== Excerpted data

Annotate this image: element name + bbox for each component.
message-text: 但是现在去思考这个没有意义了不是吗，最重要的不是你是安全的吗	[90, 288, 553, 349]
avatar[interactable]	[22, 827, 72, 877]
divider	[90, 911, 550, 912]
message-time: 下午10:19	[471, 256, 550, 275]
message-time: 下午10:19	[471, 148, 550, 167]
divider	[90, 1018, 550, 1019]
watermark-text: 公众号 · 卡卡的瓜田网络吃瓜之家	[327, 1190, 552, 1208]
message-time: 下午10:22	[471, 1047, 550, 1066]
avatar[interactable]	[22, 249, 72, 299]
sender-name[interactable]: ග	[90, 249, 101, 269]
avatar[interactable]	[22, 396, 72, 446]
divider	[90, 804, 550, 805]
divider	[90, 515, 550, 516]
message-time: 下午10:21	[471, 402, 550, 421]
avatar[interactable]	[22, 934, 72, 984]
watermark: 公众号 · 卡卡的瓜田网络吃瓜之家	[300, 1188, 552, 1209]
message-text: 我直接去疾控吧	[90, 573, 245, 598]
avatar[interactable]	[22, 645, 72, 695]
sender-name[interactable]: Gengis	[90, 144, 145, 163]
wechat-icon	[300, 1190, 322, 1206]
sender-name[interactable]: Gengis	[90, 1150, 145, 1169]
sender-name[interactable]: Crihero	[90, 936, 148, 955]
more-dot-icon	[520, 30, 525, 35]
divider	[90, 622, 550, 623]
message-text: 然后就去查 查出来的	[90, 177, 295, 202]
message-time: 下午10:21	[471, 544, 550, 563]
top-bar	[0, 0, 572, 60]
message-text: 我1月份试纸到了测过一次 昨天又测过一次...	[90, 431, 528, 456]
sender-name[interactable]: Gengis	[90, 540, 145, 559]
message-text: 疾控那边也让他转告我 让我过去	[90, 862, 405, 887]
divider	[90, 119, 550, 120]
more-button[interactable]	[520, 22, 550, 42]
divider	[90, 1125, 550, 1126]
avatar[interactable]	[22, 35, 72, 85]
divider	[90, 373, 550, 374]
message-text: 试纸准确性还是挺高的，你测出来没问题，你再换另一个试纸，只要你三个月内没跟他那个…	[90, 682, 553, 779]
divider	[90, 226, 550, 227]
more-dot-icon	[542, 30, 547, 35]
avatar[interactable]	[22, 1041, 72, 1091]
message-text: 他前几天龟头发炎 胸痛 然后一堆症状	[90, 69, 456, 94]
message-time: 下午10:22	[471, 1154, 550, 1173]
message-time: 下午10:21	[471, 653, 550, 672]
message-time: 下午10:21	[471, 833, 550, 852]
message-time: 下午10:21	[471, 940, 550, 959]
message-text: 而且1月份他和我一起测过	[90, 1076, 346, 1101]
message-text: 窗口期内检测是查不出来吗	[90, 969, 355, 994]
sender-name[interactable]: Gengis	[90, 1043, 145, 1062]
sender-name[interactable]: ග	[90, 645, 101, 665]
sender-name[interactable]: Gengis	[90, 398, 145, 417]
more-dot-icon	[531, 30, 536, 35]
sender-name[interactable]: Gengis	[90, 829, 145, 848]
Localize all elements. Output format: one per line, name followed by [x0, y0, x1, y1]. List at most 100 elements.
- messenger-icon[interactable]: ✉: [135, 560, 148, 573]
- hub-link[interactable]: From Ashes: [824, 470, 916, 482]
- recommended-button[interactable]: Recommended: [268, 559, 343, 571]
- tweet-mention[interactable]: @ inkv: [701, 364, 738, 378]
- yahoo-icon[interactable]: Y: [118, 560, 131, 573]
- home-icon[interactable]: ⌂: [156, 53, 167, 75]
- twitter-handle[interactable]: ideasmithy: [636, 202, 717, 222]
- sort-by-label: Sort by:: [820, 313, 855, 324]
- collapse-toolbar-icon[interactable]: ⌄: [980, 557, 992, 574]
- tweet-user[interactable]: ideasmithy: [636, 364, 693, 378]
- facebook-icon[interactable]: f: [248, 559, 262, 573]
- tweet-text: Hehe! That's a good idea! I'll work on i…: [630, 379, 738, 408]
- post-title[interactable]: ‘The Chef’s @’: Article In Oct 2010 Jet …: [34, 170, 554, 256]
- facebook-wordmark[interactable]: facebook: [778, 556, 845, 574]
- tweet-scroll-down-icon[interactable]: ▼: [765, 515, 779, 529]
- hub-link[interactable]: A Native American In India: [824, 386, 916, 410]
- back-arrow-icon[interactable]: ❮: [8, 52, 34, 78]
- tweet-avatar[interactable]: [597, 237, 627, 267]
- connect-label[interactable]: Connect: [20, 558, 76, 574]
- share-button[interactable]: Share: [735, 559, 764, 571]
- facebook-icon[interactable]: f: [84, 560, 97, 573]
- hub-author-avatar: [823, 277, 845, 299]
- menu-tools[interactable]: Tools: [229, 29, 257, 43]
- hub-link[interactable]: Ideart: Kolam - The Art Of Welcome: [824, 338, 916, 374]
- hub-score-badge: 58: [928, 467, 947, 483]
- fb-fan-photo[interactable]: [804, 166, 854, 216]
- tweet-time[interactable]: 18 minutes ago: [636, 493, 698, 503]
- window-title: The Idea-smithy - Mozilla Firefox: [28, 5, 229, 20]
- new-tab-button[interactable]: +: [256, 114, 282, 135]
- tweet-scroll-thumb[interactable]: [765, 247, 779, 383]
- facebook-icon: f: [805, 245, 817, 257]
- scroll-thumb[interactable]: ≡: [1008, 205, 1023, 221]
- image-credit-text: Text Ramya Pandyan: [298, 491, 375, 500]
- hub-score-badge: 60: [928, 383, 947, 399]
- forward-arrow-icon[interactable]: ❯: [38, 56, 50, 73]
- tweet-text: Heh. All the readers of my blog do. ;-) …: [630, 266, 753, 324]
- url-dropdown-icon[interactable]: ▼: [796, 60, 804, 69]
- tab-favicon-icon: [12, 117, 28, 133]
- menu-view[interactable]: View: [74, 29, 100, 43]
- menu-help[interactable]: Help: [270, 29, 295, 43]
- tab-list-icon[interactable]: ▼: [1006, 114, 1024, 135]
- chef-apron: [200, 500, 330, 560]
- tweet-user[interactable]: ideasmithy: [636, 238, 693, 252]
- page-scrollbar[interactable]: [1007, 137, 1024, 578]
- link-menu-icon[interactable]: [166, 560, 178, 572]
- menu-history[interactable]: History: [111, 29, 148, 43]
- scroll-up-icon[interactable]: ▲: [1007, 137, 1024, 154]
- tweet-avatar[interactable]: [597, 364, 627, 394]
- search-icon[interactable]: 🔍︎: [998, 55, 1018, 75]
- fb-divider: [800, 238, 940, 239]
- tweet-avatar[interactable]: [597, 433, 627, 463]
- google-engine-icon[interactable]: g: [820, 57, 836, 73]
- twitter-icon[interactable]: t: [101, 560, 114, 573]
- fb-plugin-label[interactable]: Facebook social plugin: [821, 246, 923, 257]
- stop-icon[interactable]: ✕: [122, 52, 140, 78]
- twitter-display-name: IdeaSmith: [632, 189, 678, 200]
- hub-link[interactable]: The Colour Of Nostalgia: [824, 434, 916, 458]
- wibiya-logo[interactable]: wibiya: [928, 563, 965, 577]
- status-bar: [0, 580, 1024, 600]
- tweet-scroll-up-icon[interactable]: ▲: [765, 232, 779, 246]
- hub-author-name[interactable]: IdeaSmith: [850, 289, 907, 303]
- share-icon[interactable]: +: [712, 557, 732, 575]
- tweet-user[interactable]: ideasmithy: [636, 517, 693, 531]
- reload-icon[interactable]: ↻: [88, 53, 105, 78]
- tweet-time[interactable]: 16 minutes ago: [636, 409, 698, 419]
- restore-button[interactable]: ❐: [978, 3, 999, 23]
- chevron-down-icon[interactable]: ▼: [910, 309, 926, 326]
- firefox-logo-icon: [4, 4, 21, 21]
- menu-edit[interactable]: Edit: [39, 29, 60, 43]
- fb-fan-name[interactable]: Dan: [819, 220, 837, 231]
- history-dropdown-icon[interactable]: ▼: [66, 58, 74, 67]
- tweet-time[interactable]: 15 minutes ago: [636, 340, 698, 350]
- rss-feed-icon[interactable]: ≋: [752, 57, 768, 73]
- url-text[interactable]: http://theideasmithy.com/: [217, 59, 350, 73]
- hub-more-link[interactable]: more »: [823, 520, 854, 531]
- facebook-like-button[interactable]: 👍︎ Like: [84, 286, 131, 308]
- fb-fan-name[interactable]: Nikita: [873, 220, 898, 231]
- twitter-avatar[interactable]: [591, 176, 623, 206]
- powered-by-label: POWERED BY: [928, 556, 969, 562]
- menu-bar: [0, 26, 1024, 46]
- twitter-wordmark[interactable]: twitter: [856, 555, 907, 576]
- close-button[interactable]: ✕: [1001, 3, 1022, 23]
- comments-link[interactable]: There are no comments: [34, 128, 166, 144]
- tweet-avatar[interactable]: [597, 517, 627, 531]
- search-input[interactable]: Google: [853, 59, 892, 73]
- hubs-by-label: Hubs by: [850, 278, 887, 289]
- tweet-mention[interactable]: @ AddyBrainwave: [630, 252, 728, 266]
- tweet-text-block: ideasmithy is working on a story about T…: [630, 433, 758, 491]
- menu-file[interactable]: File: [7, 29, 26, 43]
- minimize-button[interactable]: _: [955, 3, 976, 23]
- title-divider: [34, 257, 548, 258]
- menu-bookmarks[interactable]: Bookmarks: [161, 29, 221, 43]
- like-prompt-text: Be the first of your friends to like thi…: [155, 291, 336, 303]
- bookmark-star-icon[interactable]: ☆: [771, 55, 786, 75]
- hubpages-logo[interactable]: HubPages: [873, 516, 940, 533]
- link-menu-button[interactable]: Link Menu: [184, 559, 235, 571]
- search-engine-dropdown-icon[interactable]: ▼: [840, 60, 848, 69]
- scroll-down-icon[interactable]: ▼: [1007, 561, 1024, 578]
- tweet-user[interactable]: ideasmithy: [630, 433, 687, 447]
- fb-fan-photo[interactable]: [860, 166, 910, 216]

====

Problem statement => Reproduce the listing above word for word, from its first line through the line containing "622, 550, 623]", including both of those lines.

Exercise result =>
Annotate this image: element name + bbox for each component.
message-text: 但是现在去思考这个没有意义了不是吗，最重要的不是你是安全的吗	[90, 288, 553, 349]
avatar[interactable]	[22, 827, 72, 877]
divider	[90, 911, 550, 912]
message-time: 下午10:19	[471, 256, 550, 275]
message-time: 下午10:19	[471, 148, 550, 167]
divider	[90, 1018, 550, 1019]
watermark-text: 公众号 · 卡卡的瓜田网络吃瓜之家	[327, 1190, 552, 1208]
message-time: 下午10:22	[471, 1047, 550, 1066]
avatar[interactable]	[22, 249, 72, 299]
sender-name[interactable]: ග	[90, 249, 101, 269]
avatar[interactable]	[22, 396, 72, 446]
divider	[90, 804, 550, 805]
divider	[90, 515, 550, 516]
message-time: 下午10:21	[471, 402, 550, 421]
avatar[interactable]	[22, 934, 72, 984]
watermark: 公众号 · 卡卡的瓜田网络吃瓜之家	[300, 1188, 552, 1209]
message-text: 我直接去疾控吧	[90, 573, 245, 598]
avatar[interactable]	[22, 645, 72, 695]
sender-name[interactable]: Gengis	[90, 144, 145, 163]
wechat-icon	[300, 1190, 322, 1206]
sender-name[interactable]: Gengis	[90, 1150, 145, 1169]
sender-name[interactable]: Crihero	[90, 936, 148, 955]
more-dot-icon	[520, 30, 525, 35]
divider	[90, 622, 550, 623]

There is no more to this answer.